▶ [WHAT TO PRODUCE] Exactly repeat the material, dropping only the pictures.

— Start of INPUT DATA —

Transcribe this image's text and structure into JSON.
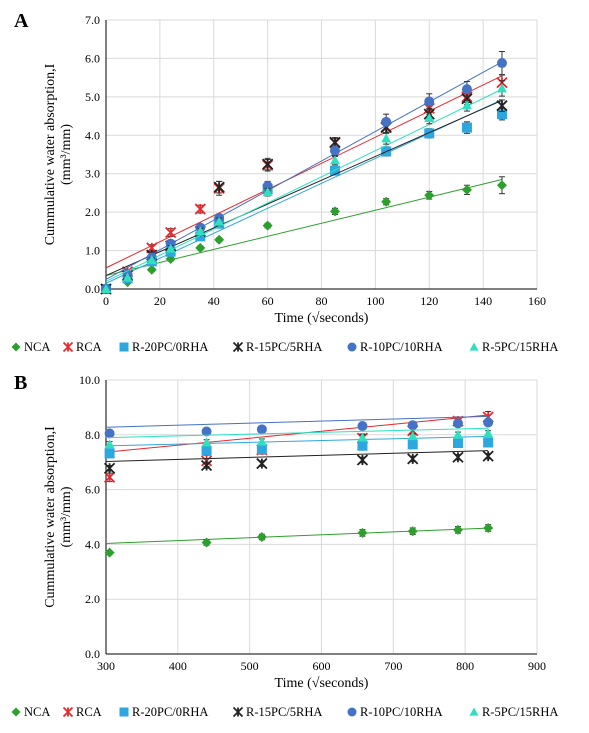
{
  "chart_data": [
    {
      "type": "scatter",
      "panel_label": "A",
      "xlabel": "Time (√seconds)",
      "ylabel_line1": "Cummulative water absorption,I",
      "ylabel_line2": "(mm³/mm)",
      "xlim": [
        0,
        160
      ],
      "ylim": [
        0,
        7
      ],
      "xticks": [
        "0",
        "20",
        "40",
        "60",
        "80",
        "100",
        "120",
        "140",
        "160"
      ],
      "yticks": [
        "0.0",
        "1.0",
        "2.0",
        "3.0",
        "4.0",
        "5.0",
        "6.0",
        "7.0"
      ],
      "grid": true,
      "legend_position": "bottom",
      "series": [
        {
          "name": "NCA",
          "color": "#2ca02c",
          "marker": "diamond",
          "x": [
            0,
            8,
            17,
            24,
            35,
            42,
            60,
            85,
            104,
            120,
            134,
            147
          ],
          "y": [
            0,
            0.18,
            0.5,
            0.78,
            1.07,
            1.28,
            1.65,
            2.02,
            2.27,
            2.44,
            2.58,
            2.7
          ],
          "err": [
            0,
            0.03,
            0.04,
            0.05,
            0.05,
            0.05,
            0.06,
            0.08,
            0.08,
            0.1,
            0.12,
            0.22
          ],
          "fit": [
            0.35,
            0.017
          ]
        },
        {
          "name": "RCA",
          "color": "#e8282b",
          "marker": "star",
          "x": [
            0,
            8,
            17,
            24,
            35,
            42,
            60,
            85,
            104,
            120,
            134,
            147
          ],
          "y": [
            0,
            0.45,
            1.07,
            1.47,
            2.08,
            2.62,
            3.22,
            3.8,
            4.22,
            4.7,
            5.0,
            5.37
          ],
          "err": [
            0,
            0.05,
            0.08,
            0.1,
            0.1,
            0.18,
            0.15,
            0.12,
            0.15,
            0.15,
            0.15,
            0.2
          ],
          "fit": [
            0.55,
            0.034
          ]
        },
        {
          "name": "R-20PC/0RHA",
          "color": "#2ea7e0",
          "marker": "square",
          "x": [
            0,
            8,
            17,
            24,
            35,
            42,
            60,
            85,
            104,
            120,
            134,
            147
          ],
          "y": [
            0,
            0.28,
            0.72,
            0.97,
            1.37,
            1.7,
            2.6,
            3.08,
            3.58,
            4.05,
            4.2,
            4.55
          ],
          "err": [
            0,
            0.04,
            0.06,
            0.08,
            0.08,
            0.1,
            0.1,
            0.1,
            0.12,
            0.12,
            0.15,
            0.15
          ],
          "fit": [
            0.15,
            0.0325
          ]
        },
        {
          "name": "R-15PC/5RHA",
          "color": "#222222",
          "marker": "asterisk",
          "x": [
            0,
            8,
            17,
            24,
            35,
            42,
            60,
            85,
            104,
            120,
            134,
            147
          ],
          "y": [
            0,
            0.35,
            0.88,
            1.12,
            1.5,
            2.65,
            3.25,
            3.82,
            4.2,
            4.55,
            4.95,
            4.77
          ],
          "err": [
            0,
            0.05,
            0.08,
            0.1,
            0.1,
            0.15,
            0.15,
            0.12,
            0.15,
            0.15,
            0.15,
            0.15
          ],
          "fit": [
            0.35,
            0.031
          ]
        },
        {
          "name": "R-10PC/10RHA",
          "color": "#4472c4",
          "marker": "circle",
          "x": [
            0,
            8,
            17,
            24,
            35,
            42,
            60,
            85,
            104,
            120,
            134,
            147
          ],
          "y": [
            0,
            0.38,
            0.82,
            1.18,
            1.6,
            1.85,
            2.68,
            3.6,
            4.35,
            4.88,
            5.2,
            5.88
          ],
          "err": [
            0,
            0.05,
            0.06,
            0.08,
            0.08,
            0.1,
            0.12,
            0.15,
            0.2,
            0.2,
            0.2,
            0.3
          ],
          "fit": [
            0.25,
            0.0385
          ]
        },
        {
          "name": "R-5PC/15RHA",
          "color": "#2ee0c0",
          "marker": "triangle",
          "x": [
            0,
            8,
            17,
            24,
            35,
            42,
            60,
            85,
            104,
            120,
            134,
            147
          ],
          "y": [
            0,
            0.3,
            0.75,
            1.05,
            1.5,
            1.75,
            2.52,
            3.35,
            3.92,
            4.45,
            4.78,
            5.22
          ],
          "err": [
            0,
            0.04,
            0.06,
            0.08,
            0.08,
            0.1,
            0.1,
            0.12,
            0.15,
            0.15,
            0.15,
            0.2
          ],
          "fit": [
            0.2,
            0.034
          ]
        }
      ]
    },
    {
      "type": "scatter",
      "panel_label": "B",
      "xlabel": "Time (√seconds)",
      "ylabel_line1": "Cummulative water absorption,I",
      "ylabel_line2": "(mm³/mm)",
      "xlim": [
        300,
        900
      ],
      "ylim": [
        0,
        10
      ],
      "xticks": [
        "300",
        "400",
        "500",
        "600",
        "700",
        "800",
        "900"
      ],
      "yticks": [
        "0.0",
        "2.0",
        "4.0",
        "6.0",
        "8.0",
        "10.0"
      ],
      "grid": true,
      "legend_position": "bottom",
      "series": [
        {
          "name": "NCA",
          "color": "#2ca02c",
          "marker": "diamond",
          "x": [
            305,
            440,
            517,
            657,
            727,
            790,
            832
          ],
          "y": [
            3.7,
            4.07,
            4.27,
            4.42,
            4.48,
            4.53,
            4.6
          ],
          "err": [
            0,
            0.1,
            0.1,
            0.12,
            0.12,
            0.12,
            0.12
          ],
          "fit": [
            3.72,
            0.00105
          ]
        },
        {
          "name": "RCA",
          "color": "#e8282b",
          "marker": "star",
          "x": [
            305,
            440,
            517,
            657,
            727,
            790,
            832
          ],
          "y": [
            6.45,
            7.05,
            7.45,
            7.88,
            8.15,
            8.5,
            8.65
          ],
          "err": [
            0.15,
            0.2,
            0.15,
            0.15,
            0.15,
            0.15,
            0.2
          ],
          "fit": [
            6.6,
            0.00255
          ]
        },
        {
          "name": "R-20PC/0RHA",
          "color": "#2ea7e0",
          "marker": "square",
          "x": [
            305,
            440,
            517,
            657,
            727,
            790,
            832
          ],
          "y": [
            7.32,
            7.42,
            7.48,
            7.6,
            7.65,
            7.7,
            7.72
          ],
          "err": [
            0.1,
            0.1,
            0.1,
            0.1,
            0.1,
            0.1,
            0.1
          ],
          "fit": [
            7.4,
            0.00065
          ]
        },
        {
          "name": "R-15PC/5RHA",
          "color": "#222222",
          "marker": "asterisk",
          "x": [
            305,
            440,
            517,
            657,
            727,
            790,
            832
          ],
          "y": [
            6.78,
            6.88,
            6.95,
            7.08,
            7.12,
            7.18,
            7.22
          ],
          "err": [
            0.1,
            0.1,
            0.1,
            0.1,
            0.1,
            0.1,
            0.1
          ],
          "fit": [
            6.8,
            0.00075
          ]
        },
        {
          "name": "R-10PC/10RHA",
          "color": "#4472c4",
          "marker": "circle",
          "x": [
            305,
            440,
            517,
            657,
            727,
            790,
            832
          ],
          "y": [
            8.05,
            8.12,
            8.2,
            8.32,
            8.35,
            8.42,
            8.45
          ],
          "err": [
            0.1,
            0.1,
            0.1,
            0.1,
            0.1,
            0.1,
            0.1
          ],
          "fit": [
            8.05,
            0.00075
          ]
        },
        {
          "name": "R-5PC/15RHA",
          "color": "#2ee0c0",
          "marker": "triangle",
          "x": [
            305,
            440,
            517,
            657,
            727,
            790,
            832
          ],
          "y": [
            7.65,
            7.72,
            7.75,
            7.9,
            7.95,
            8.0,
            8.05
          ],
          "err": [
            0.1,
            0.1,
            0.1,
            0.1,
            0.1,
            0.1,
            0.1
          ],
          "fit": [
            7.7,
            0.00065
          ]
        }
      ]
    }
  ]
}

— End of INPUT DATA —

▶ [SOLUTION TO THE EXERCISE]
Transcribe this image's text and structure into JSON.
{
  "chart_data": [
    {
      "type": "scatter",
      "panel_label": "A",
      "xlabel": "Time (√seconds)",
      "ylabel_line1": "Cummulative water absorption,I",
      "ylabel_line2": "(mm³/mm)",
      "xlim": [
        0,
        160
      ],
      "ylim": [
        0,
        7
      ],
      "xticks": [
        "0",
        "20",
        "40",
        "60",
        "80",
        "100",
        "120",
        "140",
        "160"
      ],
      "yticks": [
        "0.0",
        "1.0",
        "2.0",
        "3.0",
        "4.0",
        "5.0",
        "6.0",
        "7.0"
      ],
      "grid": true,
      "legend_position": "bottom",
      "series": [
        {
          "name": "NCA",
          "color": "#2ca02c",
          "marker": "diamond",
          "x": [
            0,
            8,
            17,
            24,
            35,
            42,
            60,
            85,
            104,
            120,
            134,
            147
          ],
          "y": [
            0,
            0.18,
            0.5,
            0.78,
            1.07,
            1.28,
            1.65,
            2.02,
            2.27,
            2.44,
            2.58,
            2.7
          ],
          "err": [
            0,
            0.03,
            0.04,
            0.05,
            0.05,
            0.05,
            0.06,
            0.08,
            0.08,
            0.1,
            0.12,
            0.22
          ],
          "fit": [
            0.35,
            0.017
          ]
        },
        {
          "name": "RCA",
          "color": "#e8282b",
          "marker": "star",
          "x": [
            0,
            8,
            17,
            24,
            35,
            42,
            60,
            85,
            104,
            120,
            134,
            147
          ],
          "y": [
            0,
            0.45,
            1.07,
            1.47,
            2.08,
            2.62,
            3.22,
            3.8,
            4.22,
            4.7,
            5.0,
            5.37
          ],
          "err": [
            0,
            0.05,
            0.08,
            0.1,
            0.1,
            0.18,
            0.15,
            0.12,
            0.15,
            0.15,
            0.15,
            0.2
          ],
          "fit": [
            0.55,
            0.034
          ]
        },
        {
          "name": "R-20PC/0RHA",
          "color": "#2ea7e0",
          "marker": "square",
          "x": [
            0,
            8,
            17,
            24,
            35,
            42,
            60,
            85,
            104,
            120,
            134,
            147
          ],
          "y": [
            0,
            0.28,
            0.72,
            0.97,
            1.37,
            1.7,
            2.6,
            3.08,
            3.58,
            4.05,
            4.2,
            4.55
          ],
          "err": [
            0,
            0.04,
            0.06,
            0.08,
            0.08,
            0.1,
            0.1,
            0.1,
            0.12,
            0.12,
            0.15,
            0.15
          ],
          "fit": [
            0.15,
            0.0325
          ]
        },
        {
          "name": "R-15PC/5RHA",
          "color": "#222222",
          "marker": "asterisk",
          "x": [
            0,
            8,
            17,
            24,
            35,
            42,
            60,
            85,
            104,
            120,
            134,
            147
          ],
          "y": [
            0,
            0.35,
            0.88,
            1.12,
            1.5,
            2.65,
            3.25,
            3.82,
            4.2,
            4.55,
            4.95,
            4.77
          ],
          "err": [
            0,
            0.05,
            0.08,
            0.1,
            0.1,
            0.15,
            0.15,
            0.12,
            0.15,
            0.15,
            0.15,
            0.15
          ],
          "fit": [
            0.35,
            0.031
          ]
        },
        {
          "name": "R-10PC/10RHA",
          "color": "#4472c4",
          "marker": "circle",
          "x": [
            0,
            8,
            17,
            24,
            35,
            42,
            60,
            85,
            104,
            120,
            134,
            147
          ],
          "y": [
            0,
            0.38,
            0.82,
            1.18,
            1.6,
            1.85,
            2.68,
            3.6,
            4.35,
            4.88,
            5.2,
            5.88
          ],
          "err": [
            0,
            0.05,
            0.06,
            0.08,
            0.08,
            0.1,
            0.12,
            0.15,
            0.2,
            0.2,
            0.2,
            0.3
          ],
          "fit": [
            0.25,
            0.0385
          ]
        },
        {
          "name": "R-5PC/15RHA",
          "color": "#2ee0c0",
          "marker": "triangle",
          "x": [
            0,
            8,
            17,
            24,
            35,
            42,
            60,
            85,
            104,
            120,
            134,
            147
          ],
          "y": [
            0,
            0.3,
            0.75,
            1.05,
            1.5,
            1.75,
            2.52,
            3.35,
            3.92,
            4.45,
            4.78,
            5.22
          ],
          "err": [
            0,
            0.04,
            0.06,
            0.08,
            0.08,
            0.1,
            0.1,
            0.12,
            0.15,
            0.15,
            0.15,
            0.2
          ],
          "fit": [
            0.2,
            0.034
          ]
        }
      ]
    },
    {
      "type": "scatter",
      "panel_label": "B",
      "xlabel": "Time (√seconds)",
      "ylabel_line1": "Cummulative water absorption,I",
      "ylabel_line2": "(mm³/mm)",
      "xlim": [
        300,
        900
      ],
      "ylim": [
        0,
        10
      ],
      "xticks": [
        "300",
        "400",
        "500",
        "600",
        "700",
        "800",
        "900"
      ],
      "yticks": [
        "0.0",
        "2.0",
        "4.0",
        "6.0",
        "8.0",
        "10.0"
      ],
      "grid": true,
      "legend_position": "bottom",
      "series": [
        {
          "name": "NCA",
          "color": "#2ca02c",
          "marker": "diamond",
          "x": [
            305,
            440,
            517,
            657,
            727,
            790,
            832
          ],
          "y": [
            3.7,
            4.07,
            4.27,
            4.42,
            4.48,
            4.53,
            4.6
          ],
          "err": [
            0,
            0.1,
            0.1,
            0.12,
            0.12,
            0.12,
            0.12
          ],
          "fit": [
            3.72,
            0.00105
          ]
        },
        {
          "name": "RCA",
          "color": "#e8282b",
          "marker": "star",
          "x": [
            305,
            440,
            517,
            657,
            727,
            790,
            832
          ],
          "y": [
            6.45,
            7.05,
            7.45,
            7.88,
            8.15,
            8.5,
            8.65
          ],
          "err": [
            0.15,
            0.2,
            0.15,
            0.15,
            0.15,
            0.15,
            0.2
          ],
          "fit": [
            6.6,
            0.00255
          ]
        },
        {
          "name": "R-20PC/0RHA",
          "color": "#2ea7e0",
          "marker": "square",
          "x": [
            305,
            440,
            517,
            657,
            727,
            790,
            832
          ],
          "y": [
            7.32,
            7.42,
            7.48,
            7.6,
            7.65,
            7.7,
            7.72
          ],
          "err": [
            0.1,
            0.1,
            0.1,
            0.1,
            0.1,
            0.1,
            0.1
          ],
          "fit": [
            7.4,
            0.00065
          ]
        },
        {
          "name": "R-15PC/5RHA",
          "color": "#222222",
          "marker": "asterisk",
          "x": [
            305,
            440,
            517,
            657,
            727,
            790,
            832
          ],
          "y": [
            6.78,
            6.88,
            6.95,
            7.08,
            7.12,
            7.18,
            7.22
          ],
          "err": [
            0.1,
            0.1,
            0.1,
            0.1,
            0.1,
            0.1,
            0.1
          ],
          "fit": [
            6.8,
            0.00075
          ]
        },
        {
          "name": "R-10PC/10RHA",
          "color": "#4472c4",
          "marker": "circle",
          "x": [
            305,
            440,
            517,
            657,
            727,
            790,
            832
          ],
          "y": [
            8.05,
            8.12,
            8.2,
            8.32,
            8.35,
            8.42,
            8.45
          ],
          "err": [
            0.1,
            0.1,
            0.1,
            0.1,
            0.1,
            0.1,
            0.1
          ],
          "fit": [
            8.05,
            0.00075
          ]
        },
        {
          "name": "R-5PC/15RHA",
          "color": "#2ee0c0",
          "marker": "triangle",
          "x": [
            305,
            440,
            517,
            657,
            727,
            790,
            832
          ],
          "y": [
            7.65,
            7.72,
            7.75,
            7.9,
            7.95,
            8.0,
            8.05
          ],
          "err": [
            0.1,
            0.1,
            0.1,
            0.1,
            0.1,
            0.1,
            0.1
          ],
          "fit": [
            7.7,
            0.00065
          ]
        }
      ]
    }
  ]
}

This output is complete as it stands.